▶ _Prompt_
All entries below are to be set down again, identical to the source.

Data excerpts:

------------------------

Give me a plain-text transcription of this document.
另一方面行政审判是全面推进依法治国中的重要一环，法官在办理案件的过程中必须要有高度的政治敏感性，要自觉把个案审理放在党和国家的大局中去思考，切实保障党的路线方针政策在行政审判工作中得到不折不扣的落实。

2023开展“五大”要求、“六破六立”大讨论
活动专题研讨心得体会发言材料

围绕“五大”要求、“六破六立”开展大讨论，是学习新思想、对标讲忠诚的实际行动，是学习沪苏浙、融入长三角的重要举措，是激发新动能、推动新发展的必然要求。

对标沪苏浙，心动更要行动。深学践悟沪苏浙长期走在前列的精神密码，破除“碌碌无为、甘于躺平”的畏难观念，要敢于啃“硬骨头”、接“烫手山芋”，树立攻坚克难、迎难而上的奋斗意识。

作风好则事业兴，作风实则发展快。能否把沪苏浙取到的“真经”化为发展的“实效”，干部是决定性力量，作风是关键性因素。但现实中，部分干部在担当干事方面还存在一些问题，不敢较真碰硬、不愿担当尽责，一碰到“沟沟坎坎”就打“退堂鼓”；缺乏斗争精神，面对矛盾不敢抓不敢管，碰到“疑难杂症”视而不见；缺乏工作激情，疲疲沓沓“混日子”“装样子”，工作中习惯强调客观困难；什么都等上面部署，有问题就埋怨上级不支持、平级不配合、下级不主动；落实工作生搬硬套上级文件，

------------------------

▶ _Answer in full_
Give me a plain-text transcription of this document.
另一方面行政审判是全面推进依法治国中的重要一环，法官在办理案件的过程中必须要有高度的政治敏感性，要自觉把个案审理放在党和国家的大局中去思考，切实保障党的路线方针政策在行政审判工作中得到不折不扣的落实。

2023开展“五大”要求、“六破六立”大讨论
活动专题研讨心得体会发言材料

围绕“五大”要求、“六破六立”开展大讨论，是学习新思想、对标讲忠诚的实际行动，是学习沪苏浙、融入长三角的重要举措，是激发新动能、推动新发展的必然要求。

对标沪苏浙，心动更要行动。深学践悟沪苏浙长期走在前列的精神密码，破除“碌碌无为、甘于躺平”的畏难观念，要敢于啃“硬骨头”、接“烫手山芋”，树立攻坚克难、迎难而上的奋斗意识。

作风好则事业兴，作风实则发展快。能否把沪苏浙取到的“真经”化为发展的“实效”，干部是决定性力量，作风是关键性因素。但现实中，部分干部在担当干事方面还存在一些问题，不敢较真碰硬、不愿担当尽责，一碰到“沟沟坎坎”就打“退堂鼓”；缺乏斗争精神，面对矛盾不敢抓不敢管，碰到“疑难杂症”视而不见；缺乏工作激情，疲疲沓沓“混日子”“装样子”，工作中习惯强调客观困难；什么都等上面部署，有问题就埋怨上级不支持、平级不配合、下级不主动；落实工作生搬硬套上级文件，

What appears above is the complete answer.